====== Rows

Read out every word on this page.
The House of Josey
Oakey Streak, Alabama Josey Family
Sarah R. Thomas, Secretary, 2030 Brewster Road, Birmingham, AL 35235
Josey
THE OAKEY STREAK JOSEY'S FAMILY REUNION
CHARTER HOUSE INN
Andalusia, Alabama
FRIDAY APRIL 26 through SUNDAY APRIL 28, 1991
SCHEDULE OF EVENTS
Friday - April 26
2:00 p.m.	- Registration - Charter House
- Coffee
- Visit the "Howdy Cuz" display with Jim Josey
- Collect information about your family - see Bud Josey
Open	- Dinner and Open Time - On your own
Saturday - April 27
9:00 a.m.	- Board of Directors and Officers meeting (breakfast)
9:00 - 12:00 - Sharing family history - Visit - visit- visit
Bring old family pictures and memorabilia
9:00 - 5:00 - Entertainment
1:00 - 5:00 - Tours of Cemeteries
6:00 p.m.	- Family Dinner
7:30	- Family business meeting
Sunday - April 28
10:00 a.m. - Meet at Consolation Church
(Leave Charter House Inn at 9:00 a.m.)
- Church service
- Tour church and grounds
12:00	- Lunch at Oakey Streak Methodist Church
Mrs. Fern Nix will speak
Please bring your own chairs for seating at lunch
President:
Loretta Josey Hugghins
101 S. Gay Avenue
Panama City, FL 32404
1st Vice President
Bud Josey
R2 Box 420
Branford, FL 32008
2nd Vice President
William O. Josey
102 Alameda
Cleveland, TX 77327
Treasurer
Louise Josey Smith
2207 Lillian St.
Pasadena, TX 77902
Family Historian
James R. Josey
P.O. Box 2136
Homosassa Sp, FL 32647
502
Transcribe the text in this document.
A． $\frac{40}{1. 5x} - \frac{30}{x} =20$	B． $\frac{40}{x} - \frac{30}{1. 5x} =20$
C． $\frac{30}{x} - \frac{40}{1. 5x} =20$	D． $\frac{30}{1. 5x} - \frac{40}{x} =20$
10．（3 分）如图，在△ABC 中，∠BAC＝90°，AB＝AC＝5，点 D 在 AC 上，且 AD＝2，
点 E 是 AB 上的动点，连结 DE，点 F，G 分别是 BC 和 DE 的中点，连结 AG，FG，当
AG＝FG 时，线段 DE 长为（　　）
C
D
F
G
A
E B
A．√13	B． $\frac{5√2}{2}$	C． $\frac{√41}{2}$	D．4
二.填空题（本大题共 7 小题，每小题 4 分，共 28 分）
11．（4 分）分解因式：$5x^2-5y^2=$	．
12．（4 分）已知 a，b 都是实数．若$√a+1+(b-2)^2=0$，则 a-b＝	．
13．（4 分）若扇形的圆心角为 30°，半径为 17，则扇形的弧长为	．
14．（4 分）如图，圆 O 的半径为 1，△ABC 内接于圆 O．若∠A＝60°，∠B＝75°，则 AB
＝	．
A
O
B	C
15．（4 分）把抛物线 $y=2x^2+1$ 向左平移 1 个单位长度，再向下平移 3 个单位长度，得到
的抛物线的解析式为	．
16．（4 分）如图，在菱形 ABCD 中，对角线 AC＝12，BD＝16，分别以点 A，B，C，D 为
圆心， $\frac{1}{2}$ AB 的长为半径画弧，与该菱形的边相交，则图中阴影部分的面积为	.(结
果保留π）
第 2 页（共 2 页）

============

Task description
Every entry should be printed again exactly as it stands.

Solution
Read out every word on this page.
The House of Josey
Oakey Streak, Alabama Josey Family
Sarah R. Thomas, Secretary, 2030 Brewster Road, Birmingham, AL 35235
Josey
THE OAKEY STREAK JOSEY'S FAMILY REUNION
CHARTER HOUSE INN
Andalusia, Alabama
FRIDAY APRIL 26 through SUNDAY APRIL 28, 1991
SCHEDULE OF EVENTS
Friday - April 26
2:00 p.m.	- Registration - Charter House
- Coffee
- Visit the "Howdy Cuz" display with Jim Josey
- Collect information about your family - see Bud Josey
Open	- Dinner and Open Time - On your own
Saturday - April 27
9:00 a.m.	- Board of Directors and Officers meeting (breakfast)
9:00 - 12:00 - Sharing family history - Visit - visit- visit
Bring old family pictures and memorabilia
9:00 - 5:00 - Entertainment
1:00 - 5:00 - Tours of Cemeteries
6:00 p.m.	- Family Dinner
7:30	- Family business meeting
Sunday - April 28
10:00 a.m. - Meet at Consolation Church
(Leave Charter House Inn at 9:00 a.m.)
- Church service
- Tour church and grounds
12:00	- Lunch at Oakey Streak Methodist Church
Mrs. Fern Nix will speak
Please bring your own chairs for seating at lunch
President:
Loretta Josey Hugghins
101 S. Gay Avenue
Panama City, FL 32404
1st Vice President
Bud Josey
R2 Box 420
Branford, FL 32008
2nd Vice President
William O. Josey
102 Alameda
Cleveland, TX 77327
Treasurer
Louise Josey Smith
2207 Lillian St.
Pasadena, TX 77902
Family Historian
James R. Josey
P.O. Box 2136
Homosassa Sp, FL 32647
502
Transcribe the text in this document.
A． $\frac{40}{1. 5x} - \frac{30}{x} =20$	B． $\frac{40}{x} - \frac{30}{1. 5x} =20$
C． $\frac{30}{x} - \frac{40}{1. 5x} =20$	D． $\frac{30}{1. 5x} - \frac{40}{x} =20$
10．（3 分）如图，在△ABC 中，∠BAC＝90°，AB＝AC＝5，点 D 在 AC 上，且 AD＝2，
点 E 是 AB 上的动点，连结 DE，点 F，G 分别是 BC 和 DE 的中点，连结 AG，FG，当
AG＝FG 时，线段 DE 长为（　　）
C
D
F
G
A
E B
A．√13	B． $\frac{5√2}{2}$	C． $\frac{√41}{2}$	D．4
二.填空题（本大题共 7 小题，每小题 4 分，共 28 分）
11．（4 分）分解因式：$5x^2-5y^2=$	．
12．（4 分）已知 a，b 都是实数．若$√a+1+(b-2)^2=0$，则 a-b＝	．
13．（4 分）若扇形的圆心角为 30°，半径为 17，则扇形的弧长为	．
14．（4 分）如图，圆 O 的半径为 1，△ABC 内接于圆 O．若∠A＝60°，∠B＝75°，则 AB
＝	．
A
O
B	C
15．（4 分）把抛物线 $y=2x^2+1$ 向左平移 1 个单位长度，再向下平移 3 个单位长度，得到
的抛物线的解析式为	．
16．（4 分）如图，在菱形 ABCD 中，对角线 AC＝12，BD＝16，分别以点 A，B，C，D 为
圆心， $\frac{1}{2}$ AB 的长为半径画弧，与该菱形的边相交，则图中阴影部分的面积为	.(结
果保留π）
第 2 页（共 2 页）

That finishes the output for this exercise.